● **TASK TO CARRY OUT**: Repeat every entry in the listing below, exactly.

** start RECORDS FOR THIS TASK **

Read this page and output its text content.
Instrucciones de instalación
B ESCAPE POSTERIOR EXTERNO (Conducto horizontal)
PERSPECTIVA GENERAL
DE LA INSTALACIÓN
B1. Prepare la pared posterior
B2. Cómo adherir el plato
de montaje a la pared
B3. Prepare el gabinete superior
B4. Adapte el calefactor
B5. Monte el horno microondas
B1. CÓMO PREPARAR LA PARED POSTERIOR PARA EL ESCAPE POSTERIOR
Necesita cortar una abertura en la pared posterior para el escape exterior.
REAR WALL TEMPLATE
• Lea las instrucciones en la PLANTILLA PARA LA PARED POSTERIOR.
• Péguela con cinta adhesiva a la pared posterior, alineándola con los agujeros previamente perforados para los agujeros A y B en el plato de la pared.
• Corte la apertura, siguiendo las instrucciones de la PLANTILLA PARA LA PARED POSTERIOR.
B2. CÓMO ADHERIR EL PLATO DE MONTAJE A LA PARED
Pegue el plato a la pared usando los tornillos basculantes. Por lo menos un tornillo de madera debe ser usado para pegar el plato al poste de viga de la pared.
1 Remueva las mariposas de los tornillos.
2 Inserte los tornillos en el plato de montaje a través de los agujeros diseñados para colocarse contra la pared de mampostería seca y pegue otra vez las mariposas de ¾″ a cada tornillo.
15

** end RECORDS FOR THIS TASK **

● **WRITTEN SOLUTION**:
Read this page and output its text content.
Instrucciones de instalación
B ESCAPE POSTERIOR EXTERNO (Conducto horizontal)
PERSPECTIVA GENERAL
DE LA INSTALACIÓN
B1. Prepare la pared posterior
B2. Cómo adherir el plato
de montaje a la pared
B3. Prepare el gabinete superior
B4. Adapte el calefactor
B5. Monte el horno microondas
B1. CÓMO PREPARAR LA PARED POSTERIOR PARA EL ESCAPE POSTERIOR
Necesita cortar una abertura en la pared posterior para el escape exterior.
REAR WALL TEMPLATE
• Lea las instrucciones en la PLANTILLA PARA LA PARED POSTERIOR.
• Péguela con cinta adhesiva a la pared posterior, alineándola con los agujeros previamente perforados para los agujeros A y B en el plato de la pared.
• Corte la apertura, siguiendo las instrucciones de la PLANTILLA PARA LA PARED POSTERIOR.
B2. CÓMO ADHERIR EL PLATO DE MONTAJE A LA PARED
Pegue el plato a la pared usando los tornillos basculantes. Por lo menos un tornillo de madera debe ser usado para pegar el plato al poste de viga de la pared.
1 Remueva las mariposas de los tornillos.
2 Inserte los tornillos en el plato de montaje a través de los agujeros diseñados para colocarse contra la pared de mampostería seca y pegue otra vez las mariposas de ¾″ a cada tornillo.
15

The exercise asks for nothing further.